**TRAVAIL DEMANDÉ**
1. D'après l'extrait sur Le Pen, de qui celui-ci utilise-t-il les thèses et de quel parti reprend-il les méthodes ?
2. Reproduisez à l'identique le passage de l'extrait sur Le Pen qui commence aux mots « II/ La difficulté » et s'achève après « bien une contamination) ».

**EXTRAIT**
___

II / L'impossibilité de s'opposer à la montée xénophobe et la bonne conscience antiraciste.

Ce qui pose problème dans cette situation c’est cette difficulté à s’opposer à la dérive inexorable de notre société : cette lente évolution où la xénophobie est devenue “ normale ” et acceptée. Pour essayer de comprendre ce phénomène au pays qui est si fier d’avoir proclamé “ La déclaration des droits de l’Homme ” il faut tenter de comprendre comment s’est articulé la circulation de la légitimité dans le triangle Le Pen, Etat, opinion, comment cette valse à trois temps a pu si bien fonctionner.

II/ La difficulté à combattre Le Pen

=> il déplace les limites du débat démocratique et les bornes de l’interdit : cf les coups médiatiques qui vont à chaque fois plus loin,
=> § sa stratégie a été d’utiliser en les retournant les thèses de la gauche
§ l'utilisation de la réthorique pour arriver à la banalisation, appui sur les évidences : la différence, le racisme “ anti-français ”, les métaphores sur le sexe ou la santé la guerre ou autres, etc....,
§ la lutte sémantique est une lutte politique
§ utilisation des thèses de Gramsci (tenir la culture et les postes dans l'appareil d'Etat) et des méthodes du P.C.F. (une avant-garde et des courroies de transmission),
§ le recours contre la mondialisation = le front “ nationalitaire ” contre la mondialisation (cf de Pasqua au P.C.F. en passant par Chevènement il y a bien une contamination)

___

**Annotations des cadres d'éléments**
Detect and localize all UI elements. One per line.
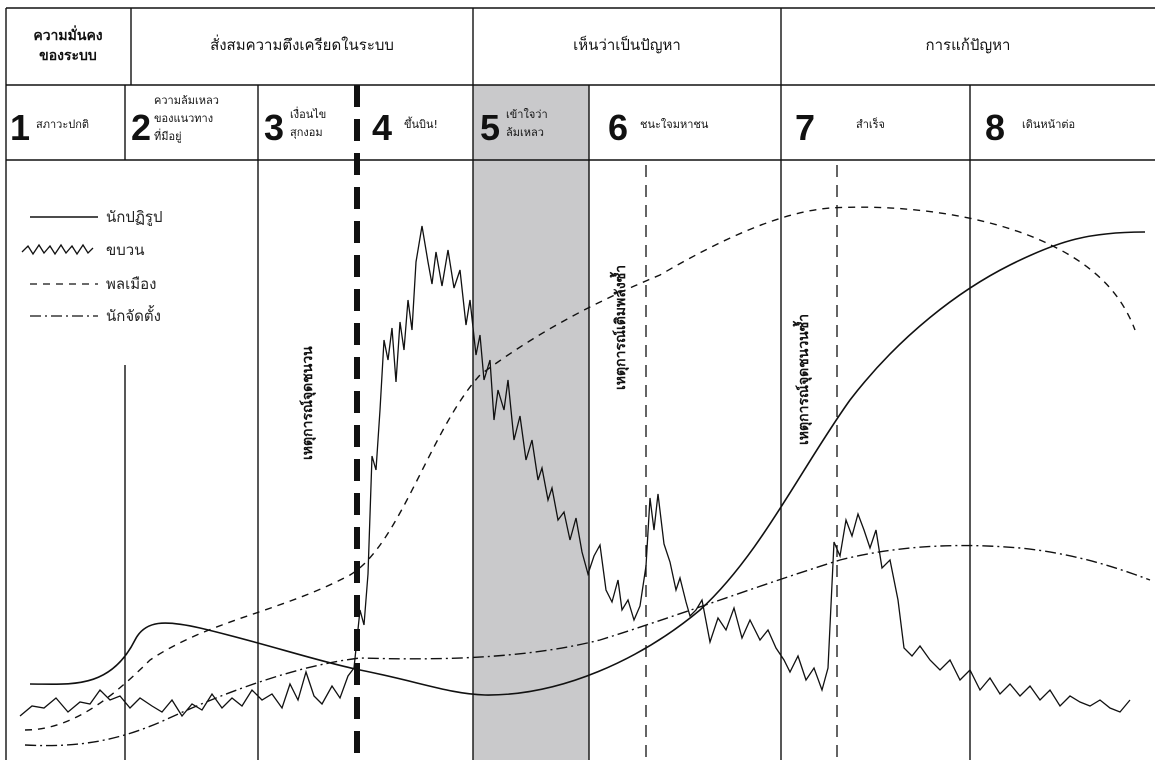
stage-6-label: ชนะใจมหาชน (640, 118, 709, 131)
stage-8-label: เดินหน้าต่อ (1022, 118, 1075, 131)
stage-2-label-3: ที่มีอยู่ (154, 128, 182, 143)
legend-organizers-label: นักจัดตั้ง (106, 305, 161, 325)
stage-4-label: ขึ้นบิน! (404, 116, 438, 131)
stage-3-label-1: เงื่อนไข (290, 106, 326, 121)
stage-5-label-1: เข้าใจว่า (506, 108, 548, 121)
stage-6-number: 6 (608, 107, 628, 148)
stage-1-label: สภาวะปกติ (36, 118, 89, 131)
tension-header: สั่งสมความตึงเครียดในระบบ (210, 34, 394, 54)
legend-reformers-label: นักปฏิรูป (106, 208, 163, 226)
stage-7-label: สำเร็จ (856, 117, 885, 131)
stage-7-number: 7 (795, 107, 815, 148)
stage5-shade (473, 85, 589, 760)
stage-3-number: 3 (264, 107, 284, 148)
col1-title-line1: ความมั่นคง (33, 25, 102, 44)
problem-header: เห็นว่าเป็นปัญหา (573, 35, 681, 54)
col1-title-line2: ของระบบ (39, 48, 97, 64)
stage-5-number: 5 (480, 107, 500, 148)
reenergize-event-label-2: เหตุการณ์จุดชนวนซ้ำ (792, 314, 812, 445)
trigger-event-label: เหตุการณ์จุดชนวน (299, 346, 316, 460)
stage-3-label-2: สุกงอม (290, 126, 323, 139)
movement-curve (19, 225, 1131, 718)
reenergize-event-label: เหตุการณ์เติมพลังซ้ำ (609, 265, 629, 390)
solution-header: การแก้ปัญหา (926, 36, 1011, 54)
stage-5-label-2: ล้มเหลว (506, 126, 544, 139)
legend-movement-label: ขบวน (106, 241, 144, 259)
stage-2-number: 2 (131, 107, 151, 148)
stage-8-number: 8 (985, 107, 1005, 148)
stage-1-number: 1 (10, 107, 30, 148)
stage-4-number: 4 (372, 107, 392, 148)
organizers-curve (24, 544, 1151, 747)
stage-2-label-2: ของแนวทาง (154, 112, 213, 125)
stage-2-label-1: ความล้มเหลว (154, 94, 219, 107)
grid-lines (5, 7, 1155, 760)
legend-citizens-label: พลเมือง (106, 275, 156, 293)
citizens-curve (24, 206, 1136, 731)
legend: นักปฏิรูป ขบวน พลเมือง นักจัดตั้ง (21, 208, 163, 325)
reformers-curve (29, 231, 1146, 696)
legend-movement-swatch (21, 243, 94, 256)
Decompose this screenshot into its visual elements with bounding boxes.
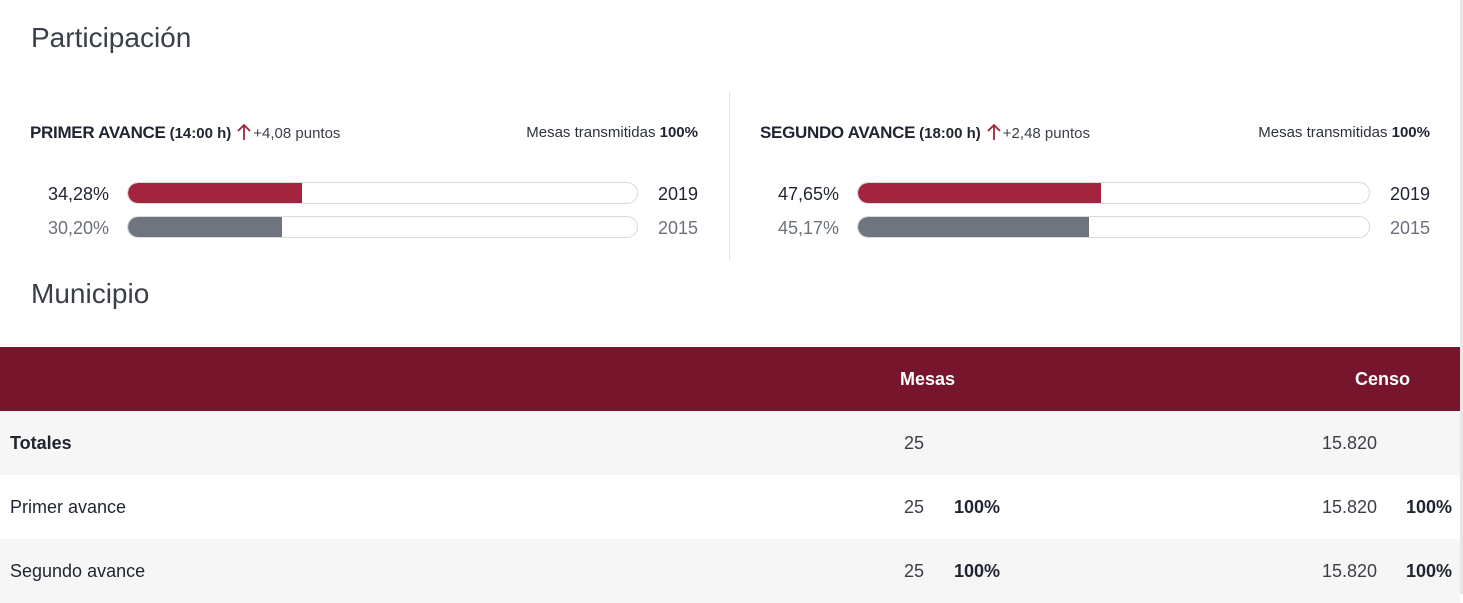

___

**RÉSULTATS DE L'EXERCICE**
1. Il utilise les thèses de Gramsci et les méthodes du P.C.F.

2.
II/ La difficulté à combattre Le Pen

=> il déplace les limites du débat démocratique et les bornes de l’interdit : cf les coups médiatiques qui vont à chaque fois plus loin,
=> § sa stratégie a été d’utiliser en les retournant les thèses de la gauche
§ l'utilisation de la réthorique pour arriver à la banalisation, appui sur les évidences : la différence, le racisme “ anti-français ”, les métaphores sur le sexe ou la santé la guerre ou autres, etc....,
§ la lutte sémantique est une lutte politique
§ utilisation des thèses de Gramsci (tenir la culture et les postes dans l'appareil d'Etat) et des méthodes du P.C.F. (une avant-garde et des courroies de transmission),
§ le recours contre la mondialisation = le front “ nationalitaire ” contre la mondialisation (cf de Pasqua au P.C.F. en passant par Chevènement il y a bien une contamination)